* WHAT YOU HAVE TO DO *
Retype each record shown below, leaving every character as it is.
— start PROVIDED INFORMATION —
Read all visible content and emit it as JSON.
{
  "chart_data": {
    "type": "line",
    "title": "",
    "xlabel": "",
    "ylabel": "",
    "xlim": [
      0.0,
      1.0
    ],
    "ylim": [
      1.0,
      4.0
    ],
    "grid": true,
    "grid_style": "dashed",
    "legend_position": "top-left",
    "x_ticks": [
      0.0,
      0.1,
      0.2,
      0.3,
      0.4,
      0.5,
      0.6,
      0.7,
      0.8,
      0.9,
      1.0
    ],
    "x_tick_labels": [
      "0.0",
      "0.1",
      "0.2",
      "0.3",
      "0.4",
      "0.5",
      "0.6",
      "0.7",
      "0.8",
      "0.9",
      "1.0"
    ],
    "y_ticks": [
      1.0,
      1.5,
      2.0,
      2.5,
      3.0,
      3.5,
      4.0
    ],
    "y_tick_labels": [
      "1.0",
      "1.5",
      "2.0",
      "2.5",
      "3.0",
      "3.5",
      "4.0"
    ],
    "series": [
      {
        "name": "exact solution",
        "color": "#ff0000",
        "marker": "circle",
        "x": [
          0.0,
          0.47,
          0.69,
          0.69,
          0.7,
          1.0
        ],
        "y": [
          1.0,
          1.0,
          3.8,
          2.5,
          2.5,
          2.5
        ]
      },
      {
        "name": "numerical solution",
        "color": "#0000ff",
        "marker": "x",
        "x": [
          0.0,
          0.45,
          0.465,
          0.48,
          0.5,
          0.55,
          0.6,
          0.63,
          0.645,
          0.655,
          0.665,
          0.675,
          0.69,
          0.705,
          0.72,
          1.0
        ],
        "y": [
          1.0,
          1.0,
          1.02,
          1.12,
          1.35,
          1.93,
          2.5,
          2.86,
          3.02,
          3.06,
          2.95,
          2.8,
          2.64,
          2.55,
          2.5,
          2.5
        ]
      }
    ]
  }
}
— end PROVIDED INFORMATION —
* SOLUTION FOR THIS EXERCISE *
Read all visible content and emit it as JSON.
{
  "chart_data": {
    "type": "line",
    "title": "",
    "xlabel": "",
    "ylabel": "",
    "xlim": [
      0.0,
      1.0
    ],
    "ylim": [
      1.0,
      4.0
    ],
    "grid": true,
    "grid_style": "dashed",
    "legend_position": "top-left",
    "x_ticks": [
      0.0,
      0.1,
      0.2,
      0.3,
      0.4,
      0.5,
      0.6,
      0.7,
      0.8,
      0.9,
      1.0
    ],
    "x_tick_labels": [
      "0.0",
      "0.1",
      "0.2",
      "0.3",
      "0.4",
      "0.5",
      "0.6",
      "0.7",
      "0.8",
      "0.9",
      "1.0"
    ],
    "y_ticks": [
      1.0,
      1.5,
      2.0,
      2.5,
      3.0,
      3.5,
      4.0
    ],
    "y_tick_labels": [
      "1.0",
      "1.5",
      "2.0",
      "2.5",
      "3.0",
      "3.5",
      "4.0"
    ],
    "series": [
      {
        "name": "exact solution",
        "color": "#ff0000",
        "marker": "circle",
        "x": [
          0.0,
          0.47,
          0.69,
          0.69,
          0.7,
          1.0
        ],
        "y": [
          1.0,
          1.0,
          3.8,
          2.5,
          2.5,
          2.5
        ]
      },
      {
        "name": "numerical solution",
        "color": "#0000ff",
        "marker": "x",
        "x": [
          0.0,
          0.45,
          0.465,
          0.48,
          0.5,
          0.55,
          0.6,
          0.63,
          0.645,
          0.655,
          0.665,
          0.675,
          0.69,
          0.705,
          0.72,
          1.0
        ],
        "y": [
          1.0,
          1.0,
          1.02,
          1.12,
          1.35,
          1.93,
          2.5,
          2.86,
          3.02,
          3.06,
          2.95,
          2.8,
          2.64,
          2.55,
          2.5,
          2.5
        ]
      }
    ]
  }
}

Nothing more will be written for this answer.